*TASK DIRECTIONS*. Narrow the data below down to the lines containing "What".

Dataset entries

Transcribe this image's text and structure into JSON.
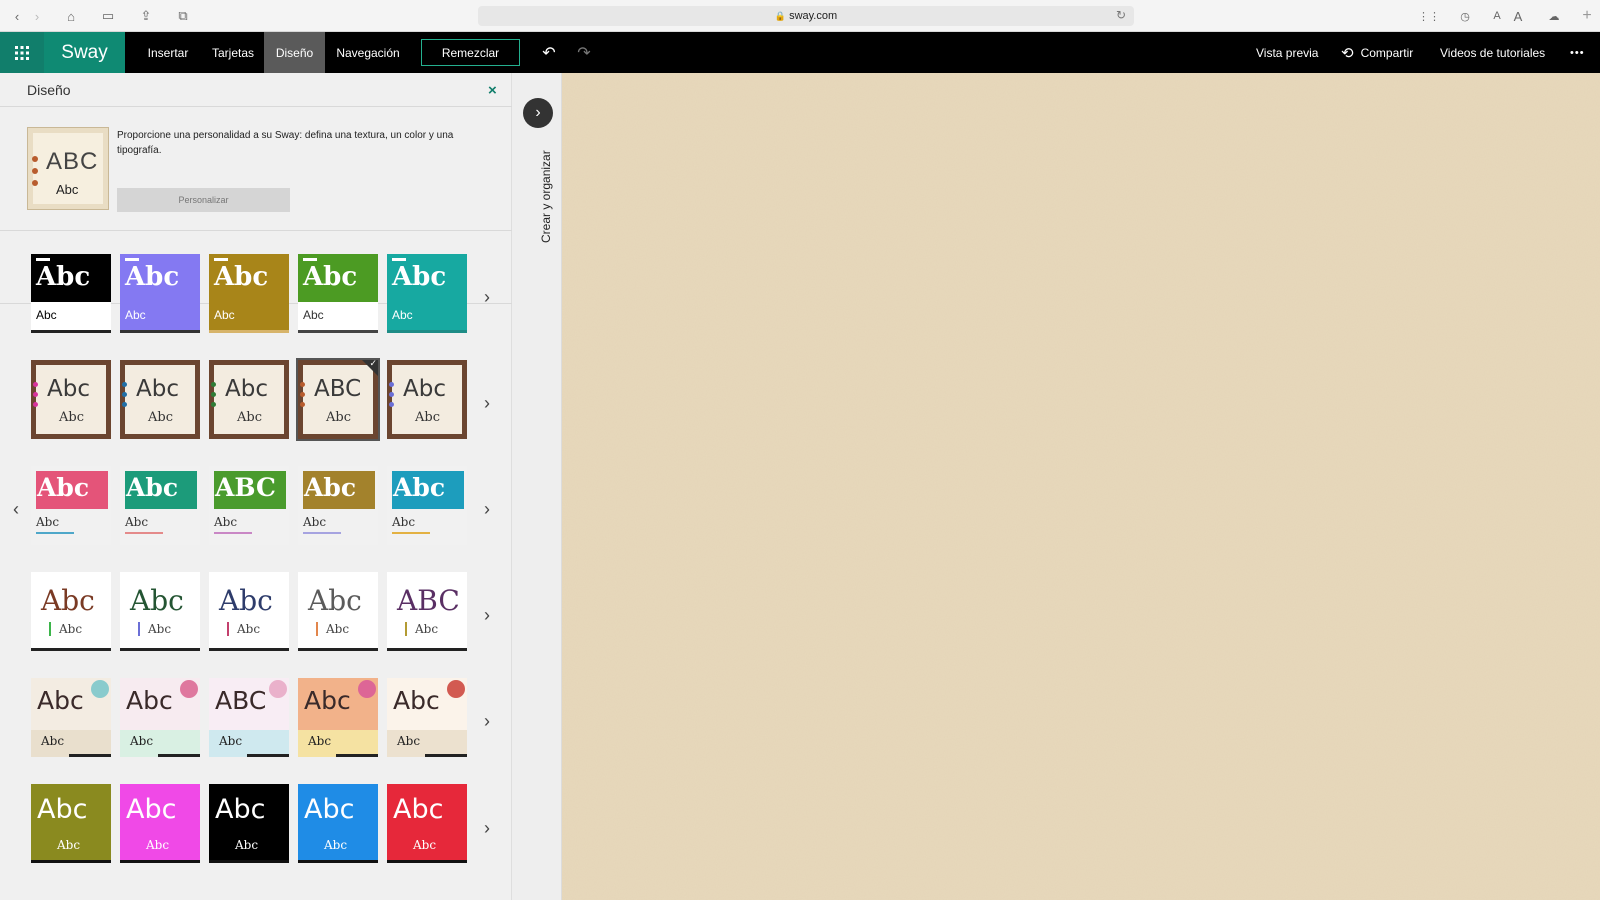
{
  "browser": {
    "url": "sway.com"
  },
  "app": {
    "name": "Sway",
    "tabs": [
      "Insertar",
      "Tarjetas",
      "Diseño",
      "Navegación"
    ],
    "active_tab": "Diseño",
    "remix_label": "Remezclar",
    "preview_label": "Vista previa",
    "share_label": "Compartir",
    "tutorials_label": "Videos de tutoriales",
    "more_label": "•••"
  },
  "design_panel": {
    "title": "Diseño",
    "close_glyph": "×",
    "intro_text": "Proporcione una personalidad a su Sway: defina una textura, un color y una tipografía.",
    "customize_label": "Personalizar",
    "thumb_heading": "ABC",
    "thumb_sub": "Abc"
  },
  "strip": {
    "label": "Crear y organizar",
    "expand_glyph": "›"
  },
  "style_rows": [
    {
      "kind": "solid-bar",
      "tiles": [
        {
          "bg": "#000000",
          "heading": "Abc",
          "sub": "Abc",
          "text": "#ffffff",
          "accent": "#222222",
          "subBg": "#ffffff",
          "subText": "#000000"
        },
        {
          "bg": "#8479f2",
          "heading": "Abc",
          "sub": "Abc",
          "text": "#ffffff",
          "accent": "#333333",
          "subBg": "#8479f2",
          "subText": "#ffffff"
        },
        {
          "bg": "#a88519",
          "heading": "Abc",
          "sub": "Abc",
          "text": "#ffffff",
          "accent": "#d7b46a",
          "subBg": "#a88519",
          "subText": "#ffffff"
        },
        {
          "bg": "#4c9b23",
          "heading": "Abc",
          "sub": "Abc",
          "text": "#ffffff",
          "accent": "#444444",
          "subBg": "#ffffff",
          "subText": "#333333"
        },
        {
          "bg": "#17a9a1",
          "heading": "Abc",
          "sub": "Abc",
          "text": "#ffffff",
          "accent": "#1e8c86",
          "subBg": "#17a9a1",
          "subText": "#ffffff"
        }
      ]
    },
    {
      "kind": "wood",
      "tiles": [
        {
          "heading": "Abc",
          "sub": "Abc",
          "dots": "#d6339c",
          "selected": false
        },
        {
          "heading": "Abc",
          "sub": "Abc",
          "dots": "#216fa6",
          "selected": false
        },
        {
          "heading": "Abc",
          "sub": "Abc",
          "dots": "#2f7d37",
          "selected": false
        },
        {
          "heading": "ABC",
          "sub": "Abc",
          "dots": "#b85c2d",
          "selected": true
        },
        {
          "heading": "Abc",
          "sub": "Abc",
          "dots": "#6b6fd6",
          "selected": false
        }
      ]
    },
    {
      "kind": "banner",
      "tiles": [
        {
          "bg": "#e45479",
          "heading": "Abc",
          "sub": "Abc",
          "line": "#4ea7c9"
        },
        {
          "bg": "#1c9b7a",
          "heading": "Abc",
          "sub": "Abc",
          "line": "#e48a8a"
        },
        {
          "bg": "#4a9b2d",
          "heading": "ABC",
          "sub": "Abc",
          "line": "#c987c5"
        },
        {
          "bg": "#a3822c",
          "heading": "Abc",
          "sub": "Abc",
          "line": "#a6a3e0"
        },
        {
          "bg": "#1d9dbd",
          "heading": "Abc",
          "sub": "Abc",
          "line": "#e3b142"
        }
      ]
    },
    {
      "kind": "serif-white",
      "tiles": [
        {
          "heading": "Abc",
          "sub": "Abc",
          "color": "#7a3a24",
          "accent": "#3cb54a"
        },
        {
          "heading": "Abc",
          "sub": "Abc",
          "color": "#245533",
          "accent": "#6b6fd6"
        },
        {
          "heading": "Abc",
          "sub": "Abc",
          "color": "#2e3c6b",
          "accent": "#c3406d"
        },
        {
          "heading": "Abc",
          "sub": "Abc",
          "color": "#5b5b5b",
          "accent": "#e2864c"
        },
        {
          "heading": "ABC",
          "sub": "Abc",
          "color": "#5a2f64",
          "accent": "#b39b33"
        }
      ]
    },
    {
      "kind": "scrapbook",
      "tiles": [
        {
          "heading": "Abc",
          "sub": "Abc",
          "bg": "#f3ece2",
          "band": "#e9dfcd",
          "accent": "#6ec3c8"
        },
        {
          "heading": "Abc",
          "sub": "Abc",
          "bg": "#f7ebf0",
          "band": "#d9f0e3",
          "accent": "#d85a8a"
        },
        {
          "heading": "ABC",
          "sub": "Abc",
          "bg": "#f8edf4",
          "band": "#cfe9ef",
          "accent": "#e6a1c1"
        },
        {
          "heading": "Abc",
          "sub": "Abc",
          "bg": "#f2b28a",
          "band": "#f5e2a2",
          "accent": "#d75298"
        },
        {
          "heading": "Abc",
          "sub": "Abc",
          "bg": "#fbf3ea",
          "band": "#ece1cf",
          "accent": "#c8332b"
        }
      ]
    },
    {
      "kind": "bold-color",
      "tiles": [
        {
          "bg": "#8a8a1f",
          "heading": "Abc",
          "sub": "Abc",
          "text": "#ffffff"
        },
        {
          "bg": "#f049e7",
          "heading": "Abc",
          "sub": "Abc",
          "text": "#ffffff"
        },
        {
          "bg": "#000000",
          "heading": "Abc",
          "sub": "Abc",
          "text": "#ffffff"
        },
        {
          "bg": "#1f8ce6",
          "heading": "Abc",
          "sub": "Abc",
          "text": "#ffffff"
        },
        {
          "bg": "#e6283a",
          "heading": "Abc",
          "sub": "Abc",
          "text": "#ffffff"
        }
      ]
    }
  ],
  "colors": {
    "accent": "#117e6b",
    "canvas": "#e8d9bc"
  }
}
==
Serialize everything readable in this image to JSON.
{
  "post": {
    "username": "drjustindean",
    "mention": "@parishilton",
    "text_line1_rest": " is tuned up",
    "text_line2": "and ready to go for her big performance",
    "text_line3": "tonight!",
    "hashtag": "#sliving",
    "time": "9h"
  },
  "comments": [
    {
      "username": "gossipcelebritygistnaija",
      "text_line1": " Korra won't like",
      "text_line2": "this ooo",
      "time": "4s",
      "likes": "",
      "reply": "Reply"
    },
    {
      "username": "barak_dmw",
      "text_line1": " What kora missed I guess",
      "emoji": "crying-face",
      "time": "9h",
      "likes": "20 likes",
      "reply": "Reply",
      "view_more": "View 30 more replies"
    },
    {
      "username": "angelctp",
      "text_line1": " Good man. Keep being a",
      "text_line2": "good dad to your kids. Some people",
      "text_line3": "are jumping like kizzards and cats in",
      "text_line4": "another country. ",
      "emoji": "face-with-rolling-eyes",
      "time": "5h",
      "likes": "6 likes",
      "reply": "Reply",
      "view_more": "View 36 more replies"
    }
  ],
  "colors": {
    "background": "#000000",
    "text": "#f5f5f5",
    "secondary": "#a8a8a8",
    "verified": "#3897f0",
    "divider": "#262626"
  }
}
--
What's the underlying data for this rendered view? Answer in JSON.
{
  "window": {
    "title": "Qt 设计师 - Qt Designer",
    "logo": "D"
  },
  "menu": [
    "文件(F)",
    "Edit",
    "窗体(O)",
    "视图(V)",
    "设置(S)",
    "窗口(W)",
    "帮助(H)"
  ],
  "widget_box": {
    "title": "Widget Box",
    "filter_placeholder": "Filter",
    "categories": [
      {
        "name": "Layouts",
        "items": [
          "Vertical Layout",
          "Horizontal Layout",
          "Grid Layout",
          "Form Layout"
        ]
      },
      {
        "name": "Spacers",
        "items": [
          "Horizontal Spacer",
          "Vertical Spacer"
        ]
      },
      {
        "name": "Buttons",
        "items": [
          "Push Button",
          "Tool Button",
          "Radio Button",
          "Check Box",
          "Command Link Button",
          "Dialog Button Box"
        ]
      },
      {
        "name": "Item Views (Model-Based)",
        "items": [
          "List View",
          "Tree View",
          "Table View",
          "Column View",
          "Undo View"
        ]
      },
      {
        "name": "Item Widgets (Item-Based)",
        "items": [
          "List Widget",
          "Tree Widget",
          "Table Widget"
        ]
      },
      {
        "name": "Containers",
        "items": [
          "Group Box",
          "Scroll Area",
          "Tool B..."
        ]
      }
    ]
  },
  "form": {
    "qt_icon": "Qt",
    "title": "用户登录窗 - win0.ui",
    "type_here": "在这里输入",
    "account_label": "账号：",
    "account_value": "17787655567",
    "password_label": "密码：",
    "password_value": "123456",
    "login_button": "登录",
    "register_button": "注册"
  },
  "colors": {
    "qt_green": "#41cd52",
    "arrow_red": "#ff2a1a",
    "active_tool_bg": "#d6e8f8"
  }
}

*EXERCISE RESPONSE*.
      "text_line1": " What kora missed I guess",
What's the underlying data for this rendered view? Answer in JSON.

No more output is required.